▸ Directive:
Quote the data below in full, please, without altering anything.

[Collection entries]

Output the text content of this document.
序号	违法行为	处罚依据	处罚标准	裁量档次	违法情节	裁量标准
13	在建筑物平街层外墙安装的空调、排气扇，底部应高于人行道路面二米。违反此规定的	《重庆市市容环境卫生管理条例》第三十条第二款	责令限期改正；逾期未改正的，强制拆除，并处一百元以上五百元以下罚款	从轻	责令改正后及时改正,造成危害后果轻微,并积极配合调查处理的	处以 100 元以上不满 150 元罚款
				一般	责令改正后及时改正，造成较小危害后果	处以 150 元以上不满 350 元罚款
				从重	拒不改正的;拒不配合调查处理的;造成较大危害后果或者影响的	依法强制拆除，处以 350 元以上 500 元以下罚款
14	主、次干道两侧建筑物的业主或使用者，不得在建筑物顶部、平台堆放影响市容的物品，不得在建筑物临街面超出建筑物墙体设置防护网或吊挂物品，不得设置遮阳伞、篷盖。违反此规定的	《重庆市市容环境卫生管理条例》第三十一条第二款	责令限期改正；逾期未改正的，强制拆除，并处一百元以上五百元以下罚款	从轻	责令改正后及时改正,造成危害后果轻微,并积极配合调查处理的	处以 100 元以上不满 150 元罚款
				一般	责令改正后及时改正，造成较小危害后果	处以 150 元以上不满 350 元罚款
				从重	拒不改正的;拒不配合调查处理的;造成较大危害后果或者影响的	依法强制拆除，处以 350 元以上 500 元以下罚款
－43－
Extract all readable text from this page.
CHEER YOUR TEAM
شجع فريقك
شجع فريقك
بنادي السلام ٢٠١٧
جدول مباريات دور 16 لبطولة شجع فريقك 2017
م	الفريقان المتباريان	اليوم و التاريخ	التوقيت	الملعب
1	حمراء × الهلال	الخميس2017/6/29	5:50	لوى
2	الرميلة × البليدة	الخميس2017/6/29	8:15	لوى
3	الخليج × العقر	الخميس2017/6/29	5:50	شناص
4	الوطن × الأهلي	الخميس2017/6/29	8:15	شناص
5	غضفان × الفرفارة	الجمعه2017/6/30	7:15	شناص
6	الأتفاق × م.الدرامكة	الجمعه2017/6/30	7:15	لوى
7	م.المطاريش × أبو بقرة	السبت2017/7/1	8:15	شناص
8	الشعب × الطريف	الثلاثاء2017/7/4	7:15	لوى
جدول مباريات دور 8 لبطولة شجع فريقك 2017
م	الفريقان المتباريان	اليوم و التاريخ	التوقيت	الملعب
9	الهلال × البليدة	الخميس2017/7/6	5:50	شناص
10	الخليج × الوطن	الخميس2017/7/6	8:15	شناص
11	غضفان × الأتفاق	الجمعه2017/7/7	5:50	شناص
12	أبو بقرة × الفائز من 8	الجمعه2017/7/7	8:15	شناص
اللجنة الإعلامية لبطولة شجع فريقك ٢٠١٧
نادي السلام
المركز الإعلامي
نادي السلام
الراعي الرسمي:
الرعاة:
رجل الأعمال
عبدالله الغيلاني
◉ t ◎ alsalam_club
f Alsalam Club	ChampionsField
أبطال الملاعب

▸ Answer in full:
Output the text content of this document.
序号	违法行为	处罚依据	处罚标准	裁量档次	违法情节	裁量标准
13	在建筑物平街层外墙安装的空调、排气扇，底部应高于人行道路面二米。违反此规定的	《重庆市市容环境卫生管理条例》第三十条第二款	责令限期改正；逾期未改正的，强制拆除，并处一百元以上五百元以下罚款	从轻	责令改正后及时改正,造成危害后果轻微,并积极配合调查处理的	处以 100 元以上不满 150 元罚款
				一般	责令改正后及时改正，造成较小危害后果	处以 150 元以上不满 350 元罚款
				从重	拒不改正的;拒不配合调查处理的;造成较大危害后果或者影响的	依法强制拆除，处以 350 元以上 500 元以下罚款
14	主、次干道两侧建筑物的业主或使用者，不得在建筑物顶部、平台堆放影响市容的物品，不得在建筑物临街面超出建筑物墙体设置防护网或吊挂物品，不得设置遮阳伞、篷盖。违反此规定的	《重庆市市容环境卫生管理条例》第三十一条第二款	责令限期改正；逾期未改正的，强制拆除，并处一百元以上五百元以下罚款	从轻	责令改正后及时改正,造成危害后果轻微,并积极配合调查处理的	处以 100 元以上不满 150 元罚款
				一般	责令改正后及时改正，造成较小危害后果	处以 150 元以上不满 350 元罚款
				从重	拒不改正的;拒不配合调查处理的;造成较大危害后果或者影响的	依法强制拆除，处以 350 元以上 500 元以下罚款
－43－
Extract all readable text from this page.
CHEER YOUR TEAM
شجع فريقك
شجع فريقك
بنادي السلام ٢٠١٧
جدول مباريات دور 16 لبطولة شجع فريقك 2017
م	الفريقان المتباريان	اليوم و التاريخ	التوقيت	الملعب
1	حمراء × الهلال	الخميس2017/6/29	5:50	لوى
2	الرميلة × البليدة	الخميس2017/6/29	8:15	لوى
3	الخليج × العقر	الخميس2017/6/29	5:50	شناص
4	الوطن × الأهلي	الخميس2017/6/29	8:15	شناص
5	غضفان × الفرفارة	الجمعه2017/6/30	7:15	شناص
6	الأتفاق × م.الدرامكة	الجمعه2017/6/30	7:15	لوى
7	م.المطاريش × أبو بقرة	السبت2017/7/1	8:15	شناص
8	الشعب × الطريف	الثلاثاء2017/7/4	7:15	لوى
جدول مباريات دور 8 لبطولة شجع فريقك 2017
م	الفريقان المتباريان	اليوم و التاريخ	التوقيت	الملعب
9	الهلال × البليدة	الخميس2017/7/6	5:50	شناص
10	الخليج × الوطن	الخميس2017/7/6	8:15	شناص
11	غضفان × الأتفاق	الجمعه2017/7/7	5:50	شناص
12	أبو بقرة × الفائز من 8	الجمعه2017/7/7	8:15	شناص
اللجنة الإعلامية لبطولة شجع فريقك ٢٠١٧
نادي السلام
المركز الإعلامي
نادي السلام
الراعي الرسمي:
الرعاة:
رجل الأعمال
عبدالله الغيلاني
◉ t ◎ alsalam_club
f Alsalam Club	ChampionsField
أبطال الملاعب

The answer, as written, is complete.